### PROBLEM REQUIREMENTS:
Tally the lines that hold the string "image", and reply with the count alone.

* START GIVEN INFORMATION *

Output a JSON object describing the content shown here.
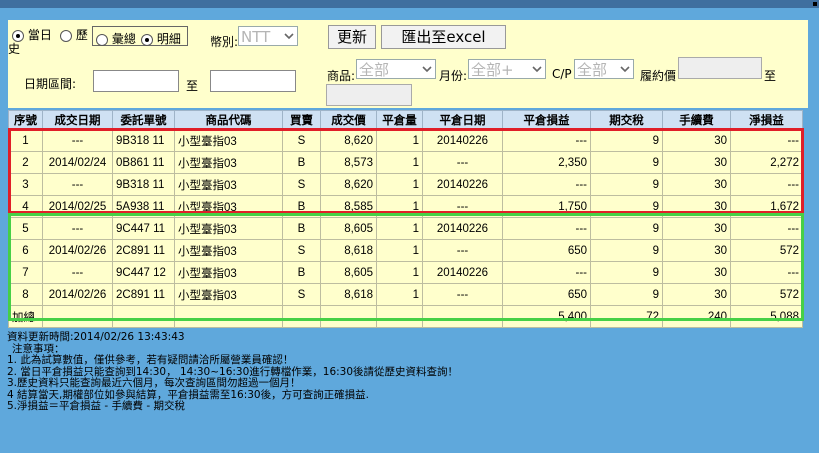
{
  "filters": {
    "radio_today": "當日",
    "radio_history_a": "歷",
    "radio_history_b": "史",
    "radio_summary": "彙總",
    "radio_detail": "明細",
    "currency_label": "幣別:",
    "currency_value": "NTT",
    "refresh_label": "更新",
    "export_label": "匯出至excel",
    "date_range_label": "日期區間:",
    "to_label_1": "至",
    "product_label": "商品:",
    "product_value": "全部",
    "month_label": "月份:",
    "month_value": "全部+",
    "cp_label": "C/P",
    "cp_value": "全部",
    "strike_label": "履約價",
    "to_label_2": "至"
  },
  "table": {
    "headers": [
      "序號",
      "成交日期",
      "委託單號",
      "商品代碼",
      "買賣",
      "成交價",
      "平倉量",
      "平倉日期",
      "平倉損益",
      "期交稅",
      "手續費",
      "淨損益"
    ],
    "rows": [
      [
        "1",
        "---",
        "9B318 11",
        "小型臺指03",
        "S",
        "8,620",
        "1",
        "20140226",
        "---",
        "9",
        "30",
        "---"
      ],
      [
        "2",
        "2014/02/24",
        "0B861 11",
        "小型臺指03",
        "B",
        "8,573",
        "1",
        "---",
        "2,350",
        "9",
        "30",
        "2,272"
      ],
      [
        "3",
        "---",
        "9B318 11",
        "小型臺指03",
        "S",
        "8,620",
        "1",
        "20140226",
        "---",
        "9",
        "30",
        "---"
      ],
      [
        "4",
        "2014/02/25",
        "5A938 11",
        "小型臺指03",
        "B",
        "8,585",
        "1",
        "---",
        "1,750",
        "9",
        "30",
        "1,672"
      ],
      [
        "5",
        "---",
        "9C447 11",
        "小型臺指03",
        "B",
        "8,605",
        "1",
        "20140226",
        "---",
        "9",
        "30",
        "---"
      ],
      [
        "6",
        "2014/02/26",
        "2C891 11",
        "小型臺指03",
        "S",
        "8,618",
        "1",
        "---",
        "650",
        "9",
        "30",
        "572"
      ],
      [
        "7",
        "---",
        "9C447 12",
        "小型臺指03",
        "B",
        "8,605",
        "1",
        "20140226",
        "---",
        "9",
        "30",
        "---"
      ],
      [
        "8",
        "2014/02/26",
        "2C891 11",
        "小型臺指03",
        "S",
        "8,618",
        "1",
        "---",
        "650",
        "9",
        "30",
        "572"
      ]
    ],
    "total": [
      "加總",
      "",
      "",
      "",
      "",
      "",
      "",
      "",
      "5,400",
      "72",
      "240",
      "5,088"
    ]
  },
  "notes": {
    "update_time": "資料更新時間:2014/02/26 13:43:43",
    "title": "注意事項：",
    "items": [
      "1. 此為試算數值，僅供參考，若有疑問請洽所屬營業員確認！",
      "2. 當日平倉損益只能查詢到14:30， 14:30~16:30進行轉檔作業，16:30後請從歷史資料查詢！",
      "3.歷史資料只能查詢最近六個月，每次查詢區間勿超過一個月！",
      "4 結算當天,期權部位如參與結算，平倉損益需至16:30後，方可查詢正確損益.",
      "5.淨損益＝平倉損益 - 手續費 - 期交稅"
    ]
  },
  "colors": {
    "background": "#5fa8dc",
    "panel": "#ffffcc",
    "header": "#cfe1f3",
    "highlight_red": "#e01e28",
    "highlight_green": "#46d046"
  }
}
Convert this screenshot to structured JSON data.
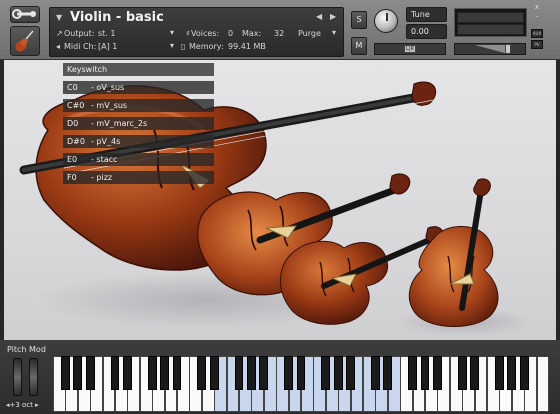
{
  "header": {
    "title": "Violin - basic",
    "output_label": "Output:",
    "output_value": "st. 1",
    "voices_label": "Voices:",
    "voices_value": "0",
    "max_label": "Max:",
    "max_value": "32",
    "purge_label": "Purge",
    "midi_label": "Midi Ch:",
    "midi_value": "[A]  1",
    "memory_label": "Memory:",
    "memory_value": "99.41 MB",
    "solo_label": "S",
    "mute_label": "M",
    "tune_label": "Tune",
    "tune_value": "0.00",
    "pan_handle": "L|R",
    "side_aux": "AUX",
    "side_pv": "PV",
    "close": "x",
    "minus": "–"
  },
  "keyswitch": {
    "header": "Keyswitch",
    "items": [
      {
        "note": "C0",
        "name": "- oV_sus"
      },
      {
        "note": "C#0",
        "name": "- mV_sus"
      },
      {
        "note": "D0",
        "name": "- mV_marc_2s"
      },
      {
        "note": "D#0",
        "name": "- pV_4s"
      },
      {
        "note": "E0",
        "name": "- stacc"
      },
      {
        "note": "F0",
        "name": "- pizz"
      }
    ]
  },
  "footer": {
    "pitch_mod_label": "Pitch Mod",
    "octave_label": "◂+3 oct ▸"
  },
  "keyboard": {
    "white_keys": 40,
    "highlight_start": 13,
    "highlight_end": 28,
    "start_note": "F"
  },
  "colors": {
    "header_bg": "#7d7d7d",
    "panel_bg": "#2c2c2c",
    "art_bg": "#dcdcde",
    "wood": "#7a2a10",
    "key_highlight": "#c8d6ee"
  },
  "icons": [
    "wrench-icon",
    "violin-icon",
    "dropdown-icon",
    "arrow-left-icon",
    "arrow-right-icon",
    "tune-knob",
    "close-icon"
  ]
}
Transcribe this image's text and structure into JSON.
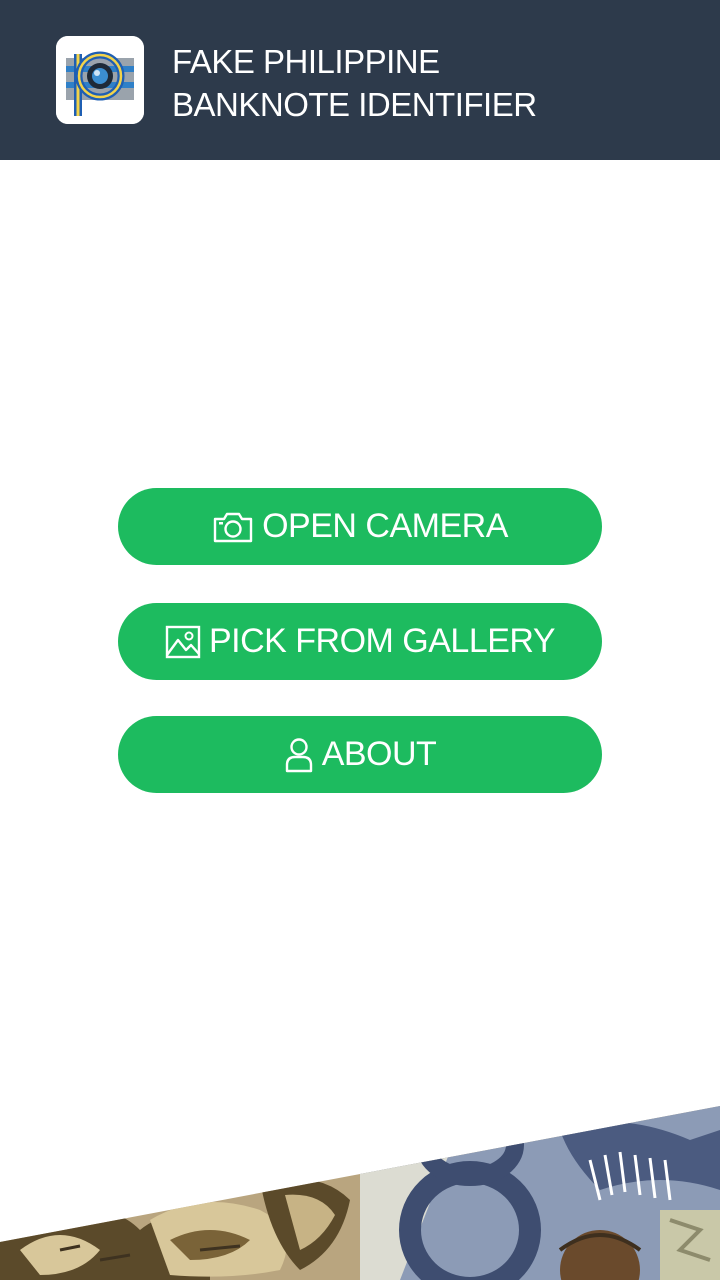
{
  "header": {
    "title_line1": "FAKE PHILIPPINE",
    "title_line2": "BANKNOTE IDENTIFIER",
    "background": "#2d3a4b",
    "logo_icon": "peso-camera-icon"
  },
  "actions": {
    "open_camera": {
      "label": "OPEN CAMERA",
      "icon": "camera-icon"
    },
    "pick_gallery": {
      "label": "PICK FROM GALLERY",
      "icon": "image-icon"
    },
    "about": {
      "label": "ABOUT",
      "icon": "user-icon"
    }
  },
  "colors": {
    "button": "#1dbb5f",
    "button_text": "#ffffff"
  },
  "footer": {
    "decoration": "banknote-collage-banner"
  }
}
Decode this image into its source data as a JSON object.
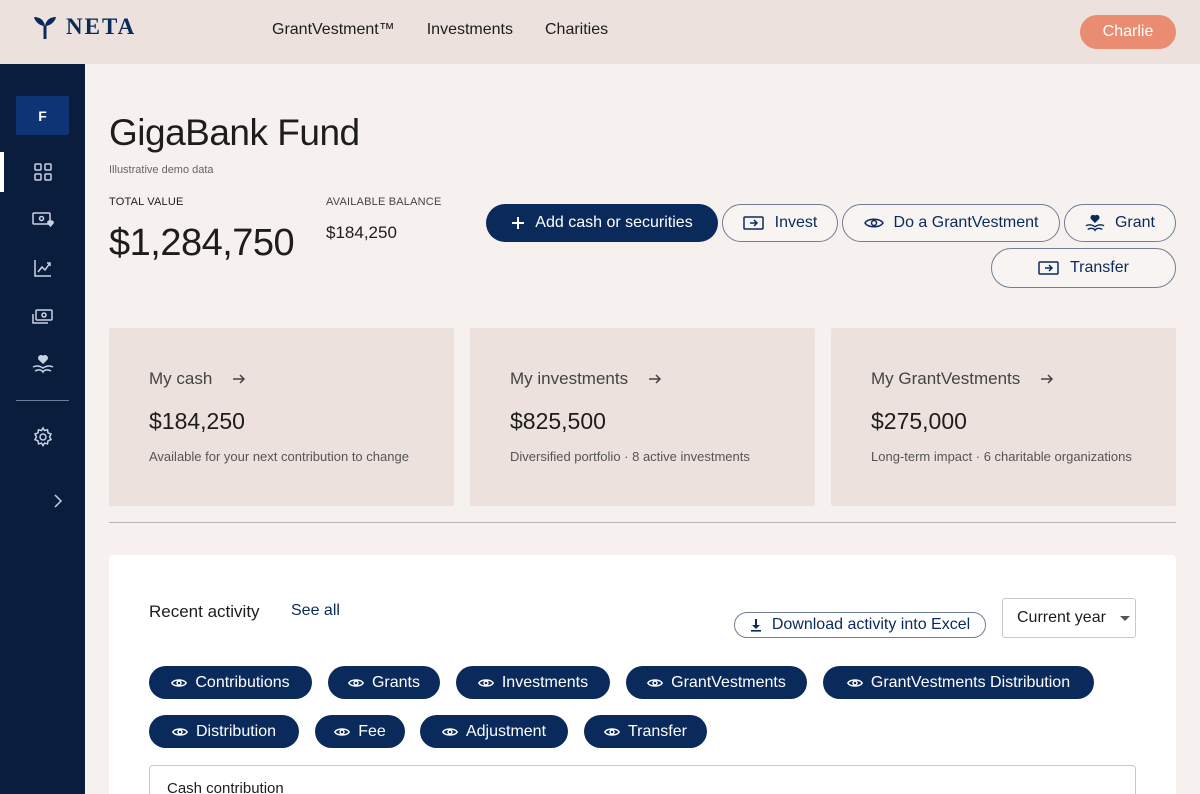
{
  "app": {
    "logo_text": "NETA",
    "nav": [
      "GrantVestment™",
      "Investments",
      "Charities"
    ],
    "user_name": "Charlie"
  },
  "sidebar": {
    "fund_initial": "F",
    "items": [
      {
        "icon": "dashboard-grid-icon"
      },
      {
        "icon": "cash-heart-icon"
      },
      {
        "icon": "chart-line-icon"
      },
      {
        "icon": "transfer-icon"
      },
      {
        "icon": "hand-heart-icon"
      },
      {
        "icon": "gear-icon"
      },
      {
        "icon": "chevron-right-icon"
      }
    ]
  },
  "fund": {
    "title": "GigaBank Fund",
    "note": "Illustrative demo data",
    "total_value_label": "TOTAL VALUE",
    "total_value": "$1,284,750",
    "available_balance_label": "AVAILABLE BALANCE",
    "available_balance": "$184,250"
  },
  "actions": {
    "add_cash": "Add cash or securities",
    "invest": "Invest",
    "grantvestment": "Do a GrantVestment",
    "grant": "Grant",
    "transfer": "Transfer"
  },
  "cards": [
    {
      "title": "My cash",
      "value": "$184,250",
      "sub": "Available for your next contribution to change"
    },
    {
      "title": "My investments",
      "value": "$825,500",
      "sub": "Diversified portfolio · 8 active investments"
    },
    {
      "title": "My GrantVestments",
      "value": "$275,000",
      "sub": "Long-term impact · 6 charitable organizations"
    }
  ],
  "activity": {
    "title": "Recent activity",
    "see_all": "See all",
    "download": "Download activity into Excel",
    "period": "Current year",
    "filters": [
      "Contributions",
      "Grants",
      "Investments",
      "GrantVestments",
      "GrantVestments Distribution",
      "Distribution",
      "Fee",
      "Adjustment",
      "Transfer"
    ],
    "first_row_label": "Cash contribution"
  },
  "colors": {
    "navy": "#0b2a5c",
    "sidebar": "#0b1d3d",
    "accent": "#ea8c72",
    "topbar": "#ece1dc"
  }
}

* END GIVEN INFORMATION *

### RESPONSE:
3